Exercise description: List all the lines in these records that hold "enim".

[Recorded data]
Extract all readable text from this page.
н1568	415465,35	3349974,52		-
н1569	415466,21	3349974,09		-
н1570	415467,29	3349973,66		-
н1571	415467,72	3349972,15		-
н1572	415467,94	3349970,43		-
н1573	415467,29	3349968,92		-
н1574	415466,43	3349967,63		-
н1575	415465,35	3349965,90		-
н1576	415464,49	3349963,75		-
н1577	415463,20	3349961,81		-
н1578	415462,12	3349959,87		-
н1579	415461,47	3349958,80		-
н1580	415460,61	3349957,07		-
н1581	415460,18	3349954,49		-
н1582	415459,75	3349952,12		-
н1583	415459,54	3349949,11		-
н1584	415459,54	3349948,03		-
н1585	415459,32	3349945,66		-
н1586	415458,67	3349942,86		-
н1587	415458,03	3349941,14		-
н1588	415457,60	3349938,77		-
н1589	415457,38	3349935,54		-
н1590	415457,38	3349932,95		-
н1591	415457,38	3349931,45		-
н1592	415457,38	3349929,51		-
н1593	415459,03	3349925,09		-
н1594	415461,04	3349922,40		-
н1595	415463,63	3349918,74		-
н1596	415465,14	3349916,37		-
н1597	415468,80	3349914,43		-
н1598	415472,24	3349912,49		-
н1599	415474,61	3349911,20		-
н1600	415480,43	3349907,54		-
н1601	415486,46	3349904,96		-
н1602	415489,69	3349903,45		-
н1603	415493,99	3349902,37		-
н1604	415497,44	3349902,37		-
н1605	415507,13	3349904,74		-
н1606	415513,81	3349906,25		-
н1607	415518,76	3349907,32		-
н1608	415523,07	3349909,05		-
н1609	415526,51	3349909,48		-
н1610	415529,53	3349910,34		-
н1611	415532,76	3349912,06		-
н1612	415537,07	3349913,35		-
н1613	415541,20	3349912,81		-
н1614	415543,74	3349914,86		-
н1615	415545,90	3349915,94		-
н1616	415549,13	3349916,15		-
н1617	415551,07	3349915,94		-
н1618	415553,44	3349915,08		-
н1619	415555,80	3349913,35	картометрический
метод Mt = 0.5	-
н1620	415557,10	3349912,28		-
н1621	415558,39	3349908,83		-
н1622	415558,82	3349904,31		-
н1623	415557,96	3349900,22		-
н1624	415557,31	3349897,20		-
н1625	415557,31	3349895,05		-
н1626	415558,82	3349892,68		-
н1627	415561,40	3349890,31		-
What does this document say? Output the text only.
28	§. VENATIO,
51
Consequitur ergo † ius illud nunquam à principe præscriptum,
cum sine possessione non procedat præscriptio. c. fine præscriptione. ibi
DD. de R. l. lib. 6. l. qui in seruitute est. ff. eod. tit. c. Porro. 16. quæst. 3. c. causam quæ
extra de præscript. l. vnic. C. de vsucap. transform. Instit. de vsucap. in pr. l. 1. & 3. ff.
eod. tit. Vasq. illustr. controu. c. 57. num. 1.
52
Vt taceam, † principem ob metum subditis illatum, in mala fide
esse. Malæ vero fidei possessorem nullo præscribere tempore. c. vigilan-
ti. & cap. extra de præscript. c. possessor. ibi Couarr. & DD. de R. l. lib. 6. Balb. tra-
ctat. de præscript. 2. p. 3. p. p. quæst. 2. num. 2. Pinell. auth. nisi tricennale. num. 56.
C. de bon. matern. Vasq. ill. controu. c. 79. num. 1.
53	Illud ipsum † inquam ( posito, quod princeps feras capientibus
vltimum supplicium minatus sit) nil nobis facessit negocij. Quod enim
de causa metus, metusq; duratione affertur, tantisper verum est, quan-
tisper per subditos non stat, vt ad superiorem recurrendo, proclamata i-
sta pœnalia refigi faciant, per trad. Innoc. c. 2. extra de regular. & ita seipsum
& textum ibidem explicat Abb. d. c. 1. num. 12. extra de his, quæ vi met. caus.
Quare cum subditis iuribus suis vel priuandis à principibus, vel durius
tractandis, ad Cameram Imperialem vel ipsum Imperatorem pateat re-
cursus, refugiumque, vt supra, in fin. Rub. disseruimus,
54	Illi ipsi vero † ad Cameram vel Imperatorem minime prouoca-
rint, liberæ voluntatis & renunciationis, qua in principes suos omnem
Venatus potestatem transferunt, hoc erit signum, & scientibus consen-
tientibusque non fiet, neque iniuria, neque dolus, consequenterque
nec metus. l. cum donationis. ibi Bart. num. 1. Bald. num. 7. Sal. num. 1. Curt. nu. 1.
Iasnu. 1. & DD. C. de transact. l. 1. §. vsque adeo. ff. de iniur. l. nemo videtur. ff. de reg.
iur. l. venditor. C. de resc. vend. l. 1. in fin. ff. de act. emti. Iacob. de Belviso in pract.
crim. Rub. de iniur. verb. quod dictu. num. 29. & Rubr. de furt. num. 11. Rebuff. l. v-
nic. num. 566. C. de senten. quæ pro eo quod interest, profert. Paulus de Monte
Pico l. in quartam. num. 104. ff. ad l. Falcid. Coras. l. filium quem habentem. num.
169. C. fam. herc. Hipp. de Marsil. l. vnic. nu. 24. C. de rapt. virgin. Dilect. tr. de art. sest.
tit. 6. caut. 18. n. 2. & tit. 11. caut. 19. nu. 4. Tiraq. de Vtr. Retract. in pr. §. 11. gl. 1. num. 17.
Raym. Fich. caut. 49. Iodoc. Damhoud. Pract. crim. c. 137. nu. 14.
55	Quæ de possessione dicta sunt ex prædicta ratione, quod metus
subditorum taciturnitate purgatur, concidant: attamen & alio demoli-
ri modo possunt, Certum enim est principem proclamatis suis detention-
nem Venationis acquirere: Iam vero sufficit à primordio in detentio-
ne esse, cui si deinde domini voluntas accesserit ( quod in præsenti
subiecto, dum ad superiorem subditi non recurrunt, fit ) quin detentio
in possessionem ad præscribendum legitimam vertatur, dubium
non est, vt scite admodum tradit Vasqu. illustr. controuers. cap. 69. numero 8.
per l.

Expected answer:
vltimum supplicium minatus sit) nil nobis facessit negocij. Quod enim
ri modo possunt, Certum enim est principem proclamatis suis detention-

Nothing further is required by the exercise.